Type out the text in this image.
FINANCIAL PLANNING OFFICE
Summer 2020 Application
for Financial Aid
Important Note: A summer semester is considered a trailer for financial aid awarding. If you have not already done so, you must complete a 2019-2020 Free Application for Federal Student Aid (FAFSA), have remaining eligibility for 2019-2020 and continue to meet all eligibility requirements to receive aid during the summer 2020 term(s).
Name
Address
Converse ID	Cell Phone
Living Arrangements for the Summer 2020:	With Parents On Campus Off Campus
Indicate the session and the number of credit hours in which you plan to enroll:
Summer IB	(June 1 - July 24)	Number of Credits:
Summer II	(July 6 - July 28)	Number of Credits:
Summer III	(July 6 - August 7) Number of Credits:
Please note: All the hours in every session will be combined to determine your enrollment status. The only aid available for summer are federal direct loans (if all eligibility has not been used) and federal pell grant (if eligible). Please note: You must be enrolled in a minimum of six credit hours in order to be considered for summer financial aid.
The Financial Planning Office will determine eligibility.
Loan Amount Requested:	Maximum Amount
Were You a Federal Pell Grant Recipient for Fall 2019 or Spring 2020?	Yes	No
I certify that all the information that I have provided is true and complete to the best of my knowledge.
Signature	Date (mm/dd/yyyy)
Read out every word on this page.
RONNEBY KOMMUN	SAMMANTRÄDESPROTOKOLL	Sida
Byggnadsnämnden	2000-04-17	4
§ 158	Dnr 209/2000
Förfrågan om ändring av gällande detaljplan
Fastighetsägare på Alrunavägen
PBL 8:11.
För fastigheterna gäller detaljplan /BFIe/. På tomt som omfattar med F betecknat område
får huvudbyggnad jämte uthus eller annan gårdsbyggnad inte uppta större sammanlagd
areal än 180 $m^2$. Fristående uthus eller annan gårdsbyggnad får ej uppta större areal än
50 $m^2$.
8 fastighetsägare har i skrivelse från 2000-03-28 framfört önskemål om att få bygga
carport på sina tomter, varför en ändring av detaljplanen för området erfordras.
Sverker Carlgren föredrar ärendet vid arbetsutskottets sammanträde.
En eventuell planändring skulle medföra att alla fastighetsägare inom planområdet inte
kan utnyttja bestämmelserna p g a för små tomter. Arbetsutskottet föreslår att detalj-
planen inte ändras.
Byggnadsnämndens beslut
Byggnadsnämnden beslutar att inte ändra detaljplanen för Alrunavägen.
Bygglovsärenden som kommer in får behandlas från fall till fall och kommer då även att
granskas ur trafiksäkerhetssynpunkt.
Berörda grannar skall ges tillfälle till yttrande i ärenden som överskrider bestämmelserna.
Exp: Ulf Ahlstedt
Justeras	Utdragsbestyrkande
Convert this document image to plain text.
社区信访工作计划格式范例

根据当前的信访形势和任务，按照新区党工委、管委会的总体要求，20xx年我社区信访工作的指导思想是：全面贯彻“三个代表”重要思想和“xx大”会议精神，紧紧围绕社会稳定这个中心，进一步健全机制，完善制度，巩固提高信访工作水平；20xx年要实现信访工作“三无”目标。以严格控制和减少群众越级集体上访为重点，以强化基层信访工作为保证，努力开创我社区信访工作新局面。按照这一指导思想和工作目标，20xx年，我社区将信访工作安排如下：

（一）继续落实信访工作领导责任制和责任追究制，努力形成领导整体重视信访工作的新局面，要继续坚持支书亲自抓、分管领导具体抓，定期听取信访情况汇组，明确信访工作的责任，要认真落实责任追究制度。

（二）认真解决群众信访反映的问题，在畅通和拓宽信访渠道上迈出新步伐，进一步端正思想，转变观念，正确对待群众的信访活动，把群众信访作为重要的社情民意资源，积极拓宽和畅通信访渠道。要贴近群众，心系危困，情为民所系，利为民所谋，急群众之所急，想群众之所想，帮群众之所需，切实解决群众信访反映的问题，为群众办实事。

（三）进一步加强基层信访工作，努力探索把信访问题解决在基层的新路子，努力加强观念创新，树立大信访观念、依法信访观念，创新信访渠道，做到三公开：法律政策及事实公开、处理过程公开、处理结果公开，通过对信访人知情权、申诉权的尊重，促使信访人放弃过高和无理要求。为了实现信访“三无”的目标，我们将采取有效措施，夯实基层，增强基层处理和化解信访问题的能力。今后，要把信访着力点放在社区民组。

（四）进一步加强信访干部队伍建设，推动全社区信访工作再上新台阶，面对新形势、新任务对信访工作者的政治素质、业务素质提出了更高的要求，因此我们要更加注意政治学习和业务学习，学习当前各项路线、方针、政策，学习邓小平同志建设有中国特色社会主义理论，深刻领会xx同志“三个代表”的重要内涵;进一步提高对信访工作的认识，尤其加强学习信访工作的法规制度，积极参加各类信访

--- Given request ---
Gather up every line in the data above that contains the word "till", copying each one.

--- Solution ---
Bygglovsärenden som kommer in får behandlas från fall till fall och kommer då även att
Berörda grannar skall ges tillfälle till yttrande i ärenden som överskrider bestämmelserna.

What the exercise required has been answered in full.